-- START DATA FOR PROCESSING --
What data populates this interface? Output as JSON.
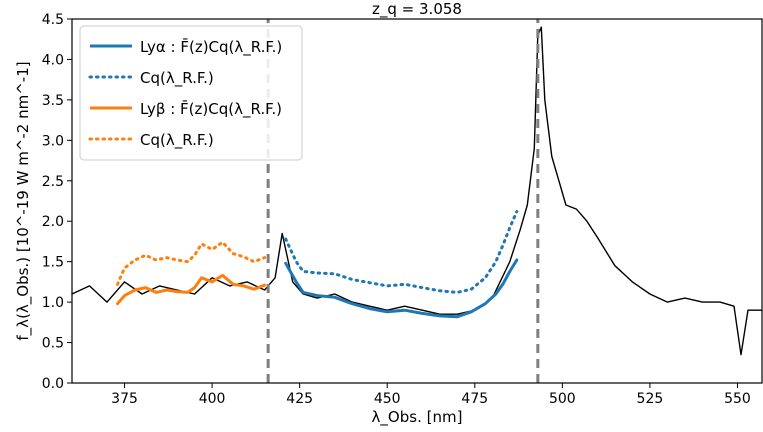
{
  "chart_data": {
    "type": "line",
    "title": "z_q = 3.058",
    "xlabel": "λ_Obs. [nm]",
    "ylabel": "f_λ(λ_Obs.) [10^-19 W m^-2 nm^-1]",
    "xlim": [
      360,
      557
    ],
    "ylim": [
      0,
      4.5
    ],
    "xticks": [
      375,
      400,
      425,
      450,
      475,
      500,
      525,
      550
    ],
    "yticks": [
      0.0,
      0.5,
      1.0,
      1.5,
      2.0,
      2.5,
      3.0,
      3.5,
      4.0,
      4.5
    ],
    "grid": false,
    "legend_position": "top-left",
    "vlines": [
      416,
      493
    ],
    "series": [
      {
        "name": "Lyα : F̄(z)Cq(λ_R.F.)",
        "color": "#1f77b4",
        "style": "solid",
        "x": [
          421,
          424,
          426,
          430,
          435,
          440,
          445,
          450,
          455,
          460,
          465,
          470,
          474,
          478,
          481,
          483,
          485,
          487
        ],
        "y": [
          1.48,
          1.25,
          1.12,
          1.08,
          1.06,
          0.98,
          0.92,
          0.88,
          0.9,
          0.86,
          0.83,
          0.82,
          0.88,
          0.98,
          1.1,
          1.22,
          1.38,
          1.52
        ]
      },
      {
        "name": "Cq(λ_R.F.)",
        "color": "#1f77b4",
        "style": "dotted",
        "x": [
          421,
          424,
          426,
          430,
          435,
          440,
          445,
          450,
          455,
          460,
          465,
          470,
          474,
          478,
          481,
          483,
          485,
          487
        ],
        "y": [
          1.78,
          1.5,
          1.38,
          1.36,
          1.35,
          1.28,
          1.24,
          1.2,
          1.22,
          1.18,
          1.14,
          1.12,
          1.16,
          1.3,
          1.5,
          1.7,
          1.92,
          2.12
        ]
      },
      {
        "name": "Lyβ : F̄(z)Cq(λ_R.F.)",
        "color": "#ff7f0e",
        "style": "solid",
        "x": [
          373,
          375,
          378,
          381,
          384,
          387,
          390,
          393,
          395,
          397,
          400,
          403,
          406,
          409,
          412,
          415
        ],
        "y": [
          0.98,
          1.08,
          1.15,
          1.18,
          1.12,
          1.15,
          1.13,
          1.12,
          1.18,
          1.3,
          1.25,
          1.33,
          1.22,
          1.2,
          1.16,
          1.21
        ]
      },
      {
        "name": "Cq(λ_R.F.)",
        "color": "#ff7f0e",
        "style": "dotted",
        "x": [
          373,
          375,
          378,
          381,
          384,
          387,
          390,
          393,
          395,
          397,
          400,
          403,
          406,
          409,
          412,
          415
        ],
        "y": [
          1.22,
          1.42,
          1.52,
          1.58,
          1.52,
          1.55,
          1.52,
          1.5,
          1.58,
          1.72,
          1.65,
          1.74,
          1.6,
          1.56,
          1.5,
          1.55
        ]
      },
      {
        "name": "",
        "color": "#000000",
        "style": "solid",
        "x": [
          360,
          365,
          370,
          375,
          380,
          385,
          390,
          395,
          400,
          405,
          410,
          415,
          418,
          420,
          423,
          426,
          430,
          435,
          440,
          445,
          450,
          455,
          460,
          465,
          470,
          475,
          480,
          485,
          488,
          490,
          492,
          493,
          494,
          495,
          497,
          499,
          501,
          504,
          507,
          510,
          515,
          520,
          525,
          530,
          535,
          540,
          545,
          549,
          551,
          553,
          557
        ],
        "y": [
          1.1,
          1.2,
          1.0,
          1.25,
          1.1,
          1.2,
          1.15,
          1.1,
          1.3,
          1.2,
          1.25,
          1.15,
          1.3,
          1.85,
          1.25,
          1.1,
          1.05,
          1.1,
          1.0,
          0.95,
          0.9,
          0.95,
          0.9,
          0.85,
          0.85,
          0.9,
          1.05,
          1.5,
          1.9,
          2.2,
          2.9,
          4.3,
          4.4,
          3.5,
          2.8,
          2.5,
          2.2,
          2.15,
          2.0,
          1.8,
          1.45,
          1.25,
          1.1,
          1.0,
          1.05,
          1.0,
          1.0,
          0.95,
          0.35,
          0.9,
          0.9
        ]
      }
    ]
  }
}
-- END DATA FOR PROCESSING --
• STATED GOAL:
Each record above should come back exactly the same, only without its pictures.

• WRITTEN SOLUTION:
What data populates this interface? Output as JSON.
{
  "chart_data": {
    "type": "line",
    "title": "z_q = 3.058",
    "xlabel": "λ_Obs. [nm]",
    "ylabel": "f_λ(λ_Obs.) [10^-19 W m^-2 nm^-1]",
    "xlim": [
      360,
      557
    ],
    "ylim": [
      0,
      4.5
    ],
    "xticks": [
      375,
      400,
      425,
      450,
      475,
      500,
      525,
      550
    ],
    "yticks": [
      0.0,
      0.5,
      1.0,
      1.5,
      2.0,
      2.5,
      3.0,
      3.5,
      4.0,
      4.5
    ],
    "grid": false,
    "legend_position": "top-left",
    "vlines": [
      416,
      493
    ],
    "series": [
      {
        "name": "Lyα : F̄(z)Cq(λ_R.F.)",
        "color": "#1f77b4",
        "style": "solid",
        "x": [
          421,
          424,
          426,
          430,
          435,
          440,
          445,
          450,
          455,
          460,
          465,
          470,
          474,
          478,
          481,
          483,
          485,
          487
        ],
        "y": [
          1.48,
          1.25,
          1.12,
          1.08,
          1.06,
          0.98,
          0.92,
          0.88,
          0.9,
          0.86,
          0.83,
          0.82,
          0.88,
          0.98,
          1.1,
          1.22,
          1.38,
          1.52
        ]
      },
      {
        "name": "Cq(λ_R.F.)",
        "color": "#1f77b4",
        "style": "dotted",
        "x": [
          421,
          424,
          426,
          430,
          435,
          440,
          445,
          450,
          455,
          460,
          465,
          470,
          474,
          478,
          481,
          483,
          485,
          487
        ],
        "y": [
          1.78,
          1.5,
          1.38,
          1.36,
          1.35,
          1.28,
          1.24,
          1.2,
          1.22,
          1.18,
          1.14,
          1.12,
          1.16,
          1.3,
          1.5,
          1.7,
          1.92,
          2.12
        ]
      },
      {
        "name": "Lyβ : F̄(z)Cq(λ_R.F.)",
        "color": "#ff7f0e",
        "style": "solid",
        "x": [
          373,
          375,
          378,
          381,
          384,
          387,
          390,
          393,
          395,
          397,
          400,
          403,
          406,
          409,
          412,
          415
        ],
        "y": [
          0.98,
          1.08,
          1.15,
          1.18,
          1.12,
          1.15,
          1.13,
          1.12,
          1.18,
          1.3,
          1.25,
          1.33,
          1.22,
          1.2,
          1.16,
          1.21
        ]
      },
      {
        "name": "Cq(λ_R.F.)",
        "color": "#ff7f0e",
        "style": "dotted",
        "x": [
          373,
          375,
          378,
          381,
          384,
          387,
          390,
          393,
          395,
          397,
          400,
          403,
          406,
          409,
          412,
          415
        ],
        "y": [
          1.22,
          1.42,
          1.52,
          1.58,
          1.52,
          1.55,
          1.52,
          1.5,
          1.58,
          1.72,
          1.65,
          1.74,
          1.6,
          1.56,
          1.5,
          1.55
        ]
      },
      {
        "name": "",
        "color": "#000000",
        "style": "solid",
        "x": [
          360,
          365,
          370,
          375,
          380,
          385,
          390,
          395,
          400,
          405,
          410,
          415,
          418,
          420,
          423,
          426,
          430,
          435,
          440,
          445,
          450,
          455,
          460,
          465,
          470,
          475,
          480,
          485,
          488,
          490,
          492,
          493,
          494,
          495,
          497,
          499,
          501,
          504,
          507,
          510,
          515,
          520,
          525,
          530,
          535,
          540,
          545,
          549,
          551,
          553,
          557
        ],
        "y": [
          1.1,
          1.2,
          1.0,
          1.25,
          1.1,
          1.2,
          1.15,
          1.1,
          1.3,
          1.2,
          1.25,
          1.15,
          1.3,
          1.85,
          1.25,
          1.1,
          1.05,
          1.1,
          1.0,
          0.95,
          0.9,
          0.95,
          0.9,
          0.85,
          0.85,
          0.9,
          1.05,
          1.5,
          1.9,
          2.2,
          2.9,
          4.3,
          4.4,
          3.5,
          2.8,
          2.5,
          2.2,
          2.15,
          2.0,
          1.8,
          1.45,
          1.25,
          1.1,
          1.0,
          1.05,
          1.0,
          1.0,
          0.95,
          0.35,
          0.9,
          0.9
        ]
      }
    ]
  }
}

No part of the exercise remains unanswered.